Brief. Can you retype every record below exactly as written?

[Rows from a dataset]
+ + + + + + +
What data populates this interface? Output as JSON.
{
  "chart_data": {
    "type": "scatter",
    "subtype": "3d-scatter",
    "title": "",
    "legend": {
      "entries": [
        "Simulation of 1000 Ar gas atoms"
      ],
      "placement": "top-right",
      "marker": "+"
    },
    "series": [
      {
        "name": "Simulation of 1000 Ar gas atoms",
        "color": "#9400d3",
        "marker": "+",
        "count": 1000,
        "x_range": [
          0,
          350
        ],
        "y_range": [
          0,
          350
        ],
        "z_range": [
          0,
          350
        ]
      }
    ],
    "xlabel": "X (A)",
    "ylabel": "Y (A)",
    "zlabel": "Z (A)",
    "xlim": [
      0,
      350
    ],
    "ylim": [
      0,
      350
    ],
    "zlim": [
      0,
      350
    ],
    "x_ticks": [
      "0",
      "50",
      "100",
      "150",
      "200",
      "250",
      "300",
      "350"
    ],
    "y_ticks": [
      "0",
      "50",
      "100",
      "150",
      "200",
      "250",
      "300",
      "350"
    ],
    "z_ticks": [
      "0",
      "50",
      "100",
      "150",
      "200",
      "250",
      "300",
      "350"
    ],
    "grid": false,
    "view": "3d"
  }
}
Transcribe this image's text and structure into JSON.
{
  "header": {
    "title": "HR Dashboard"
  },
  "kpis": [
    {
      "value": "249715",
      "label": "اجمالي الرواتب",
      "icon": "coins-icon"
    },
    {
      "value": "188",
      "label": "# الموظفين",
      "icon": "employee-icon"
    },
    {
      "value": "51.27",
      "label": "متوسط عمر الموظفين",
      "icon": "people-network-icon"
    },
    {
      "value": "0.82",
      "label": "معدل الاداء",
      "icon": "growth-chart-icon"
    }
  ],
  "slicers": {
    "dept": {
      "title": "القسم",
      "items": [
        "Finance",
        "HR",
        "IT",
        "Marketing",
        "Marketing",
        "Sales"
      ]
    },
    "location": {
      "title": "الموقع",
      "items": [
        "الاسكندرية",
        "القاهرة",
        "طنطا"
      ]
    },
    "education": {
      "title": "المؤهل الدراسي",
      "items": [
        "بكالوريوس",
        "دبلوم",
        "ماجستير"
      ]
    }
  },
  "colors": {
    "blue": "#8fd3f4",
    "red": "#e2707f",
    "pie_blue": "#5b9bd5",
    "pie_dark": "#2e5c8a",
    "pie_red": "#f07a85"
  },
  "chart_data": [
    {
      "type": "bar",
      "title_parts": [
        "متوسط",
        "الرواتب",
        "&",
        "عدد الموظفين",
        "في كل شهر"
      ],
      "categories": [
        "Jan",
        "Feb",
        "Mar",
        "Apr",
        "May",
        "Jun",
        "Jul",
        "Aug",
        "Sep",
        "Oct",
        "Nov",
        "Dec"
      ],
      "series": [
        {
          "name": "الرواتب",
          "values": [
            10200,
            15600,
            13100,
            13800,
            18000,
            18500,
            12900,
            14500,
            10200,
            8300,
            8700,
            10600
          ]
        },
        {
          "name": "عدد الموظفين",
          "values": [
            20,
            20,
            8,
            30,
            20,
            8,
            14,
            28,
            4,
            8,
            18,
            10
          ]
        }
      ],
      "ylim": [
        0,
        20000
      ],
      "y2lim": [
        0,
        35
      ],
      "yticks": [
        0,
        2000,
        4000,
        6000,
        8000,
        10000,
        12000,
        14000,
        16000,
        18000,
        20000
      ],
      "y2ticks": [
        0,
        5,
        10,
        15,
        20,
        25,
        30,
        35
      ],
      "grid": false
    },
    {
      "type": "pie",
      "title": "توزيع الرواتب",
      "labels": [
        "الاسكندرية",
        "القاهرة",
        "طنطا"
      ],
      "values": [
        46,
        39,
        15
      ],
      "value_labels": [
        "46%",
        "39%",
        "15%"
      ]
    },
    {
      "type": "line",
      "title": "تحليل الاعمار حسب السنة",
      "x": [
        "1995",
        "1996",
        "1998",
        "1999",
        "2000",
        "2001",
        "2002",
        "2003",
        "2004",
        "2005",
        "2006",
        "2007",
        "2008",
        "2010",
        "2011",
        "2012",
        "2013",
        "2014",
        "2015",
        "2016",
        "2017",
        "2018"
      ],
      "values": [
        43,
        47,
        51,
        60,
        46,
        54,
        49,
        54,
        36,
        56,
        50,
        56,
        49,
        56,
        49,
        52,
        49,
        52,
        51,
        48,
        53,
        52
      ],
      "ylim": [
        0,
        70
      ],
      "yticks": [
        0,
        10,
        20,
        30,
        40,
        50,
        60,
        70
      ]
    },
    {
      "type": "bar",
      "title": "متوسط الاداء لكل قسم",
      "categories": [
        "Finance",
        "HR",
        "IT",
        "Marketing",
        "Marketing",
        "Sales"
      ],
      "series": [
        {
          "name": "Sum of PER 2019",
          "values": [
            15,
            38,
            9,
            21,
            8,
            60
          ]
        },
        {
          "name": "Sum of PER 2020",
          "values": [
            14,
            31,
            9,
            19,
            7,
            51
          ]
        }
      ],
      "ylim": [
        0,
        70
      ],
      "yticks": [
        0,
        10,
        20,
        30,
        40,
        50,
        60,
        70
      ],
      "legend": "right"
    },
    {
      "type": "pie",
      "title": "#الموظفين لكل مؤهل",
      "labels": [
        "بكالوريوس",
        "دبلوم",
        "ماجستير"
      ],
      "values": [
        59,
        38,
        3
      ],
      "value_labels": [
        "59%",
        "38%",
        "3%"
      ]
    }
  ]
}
+ + + + + + +
The completed task.
What data populates this interface? Output as JSON.
{
  "chart_data": {
    "type": "scatter",
    "subtype": "3d-scatter",
    "title": "",
    "legend": {
      "entries": [
        "Simulation of 1000 Ar gas atoms"
      ],
      "placement": "top-right",
      "marker": "+"
    },
    "series": [
      {
        "name": "Simulation of 1000 Ar gas atoms",
        "color": "#9400d3",
        "marker": "+",
        "count": 1000,
        "x_range": [
          0,
          350
        ],
        "y_range": [
          0,
          350
        ],
        "z_range": [
          0,
          350
        ]
      }
    ],
    "xlabel": "X (A)",
    "ylabel": "Y (A)",
    "zlabel": "Z (A)",
    "xlim": [
      0,
      350
    ],
    "ylim": [
      0,
      350
    ],
    "zlim": [
      0,
      350
    ],
    "x_ticks": [
      "0",
      "50",
      "100",
      "150",
      "200",
      "250",
      "300",
      "350"
    ],
    "y_ticks": [
      "0",
      "50",
      "100",
      "150",
      "200",
      "250",
      "300",
      "350"
    ],
    "z_ticks": [
      "0",
      "50",
      "100",
      "150",
      "200",
      "250",
      "300",
      "350"
    ],
    "grid": false,
    "view": "3d"
  }
}
Transcribe this image's text and structure into JSON.
{
  "header": {
    "title": "HR Dashboard"
  },
  "kpis": [
    {
      "value": "249715",
      "label": "اجمالي الرواتب",
      "icon": "coins-icon"
    },
    {
      "value": "188",
      "label": "# الموظفين",
      "icon": "employee-icon"
    },
    {
      "value": "51.27",
      "label": "متوسط عمر الموظفين",
      "icon": "people-network-icon"
    },
    {
      "value": "0.82",
      "label": "معدل الاداء",
      "icon": "growth-chart-icon"
    }
  ],
  "slicers": {
    "dept": {
      "title": "القسم",
      "items": [
        "Finance",
        "HR",
        "IT",
        "Marketing",
        "Marketing",
        "Sales"
      ]
    },
    "location": {
      "title": "الموقع",
      "items": [
        "الاسكندرية",
        "القاهرة",
        "طنطا"
      ]
    },
    "education": {
      "title": "المؤهل الدراسي",
      "items": [
        "بكالوريوس",
        "دبلوم",
        "ماجستير"
      ]
    }
  },
  "colors": {
    "blue": "#8fd3f4",
    "red": "#e2707f",
    "pie_blue": "#5b9bd5",
    "pie_dark": "#2e5c8a",
    "pie_red": "#f07a85"
  },
  "chart_data": [
    {
      "type": "bar",
      "title_parts": [
        "متوسط",
        "الرواتب",
        "&",
        "عدد الموظفين",
        "في كل شهر"
      ],
      "categories": [
        "Jan",
        "Feb",
        "Mar",
        "Apr",
        "May",
        "Jun",
        "Jul",
        "Aug",
        "Sep",
        "Oct",
        "Nov",
        "Dec"
      ],
      "series": [
        {
          "name": "الرواتب",
          "values": [
            10200,
            15600,
            13100,
            13800,
            18000,
            18500,
            12900,
            14500,
            10200,
            8300,
            8700,
            10600
          ]
        },
        {
          "name": "عدد الموظفين",
          "values": [
            20,
            20,
            8,
            30,
            20,
            8,
            14,
            28,
            4,
            8,
            18,
            10
          ]
        }
      ],
      "ylim": [
        0,
        20000
      ],
      "y2lim": [
        0,
        35
      ],
      "yticks": [
        0,
        2000,
        4000,
        6000,
        8000,
        10000,
        12000,
        14000,
        16000,
        18000,
        20000
      ],
      "y2ticks": [
        0,
        5,
        10,
        15,
        20,
        25,
        30,
        35
      ],
      "grid": false
    },
    {
      "type": "pie",
      "title": "توزيع الرواتب",
      "labels": [
        "الاسكندرية",
        "القاهرة",
        "طنطا"
      ],
      "values": [
        46,
        39,
        15
      ],
      "value_labels": [
        "46%",
        "39%",
        "15%"
      ]
    },
    {
      "type": "line",
      "title": "تحليل الاعمار حسب السنة",
      "x": [
        "1995",
        "1996",
        "1998",
        "1999",
        "2000",
        "2001",
        "2002",
        "2003",
        "2004",
        "2005",
        "2006",
        "2007",
        "2008",
        "2010",
        "2011",
        "2012",
        "2013",
        "2014",
        "2015",
        "2016",
        "2017",
        "2018"
      ],
      "values": [
        43,
        47,
        51,
        60,
        46,
        54,
        49,
        54,
        36,
        56,
        50,
        56,
        49,
        56,
        49,
        52,
        49,
        52,
        51,
        48,
        53,
        52
      ],
      "ylim": [
        0,
        70
      ],
      "yticks": [
        0,
        10,
        20,
        30,
        40,
        50,
        60,
        70
      ]
    },
    {
      "type": "bar",
      "title": "متوسط الاداء لكل قسم",
      "categories": [
        "Finance",
        "HR",
        "IT",
        "Marketing",
        "Marketing",
        "Sales"
      ],
      "series": [
        {
          "name": "Sum of PER 2019",
          "values": [
            15,
            38,
            9,
            21,
            8,
            60
          ]
        },
        {
          "name": "Sum of PER 2020",
          "values": [
            14,
            31,
            9,
            19,
            7,
            51
          ]
        }
      ],
      "ylim": [
        0,
        70
      ],
      "yticks": [
        0,
        10,
        20,
        30,
        40,
        50,
        60,
        70
      ],
      "legend": "right"
    },
    {
      "type": "pie",
      "title": "#الموظفين لكل مؤهل",
      "labels": [
        "بكالوريوس",
        "دبلوم",
        "ماجستير"
      ],
      "values": [
        59,
        38,
        3
      ],
      "value_labels": [
        "59%",
        "38%",
        "3%"
      ]
    }
  ]
}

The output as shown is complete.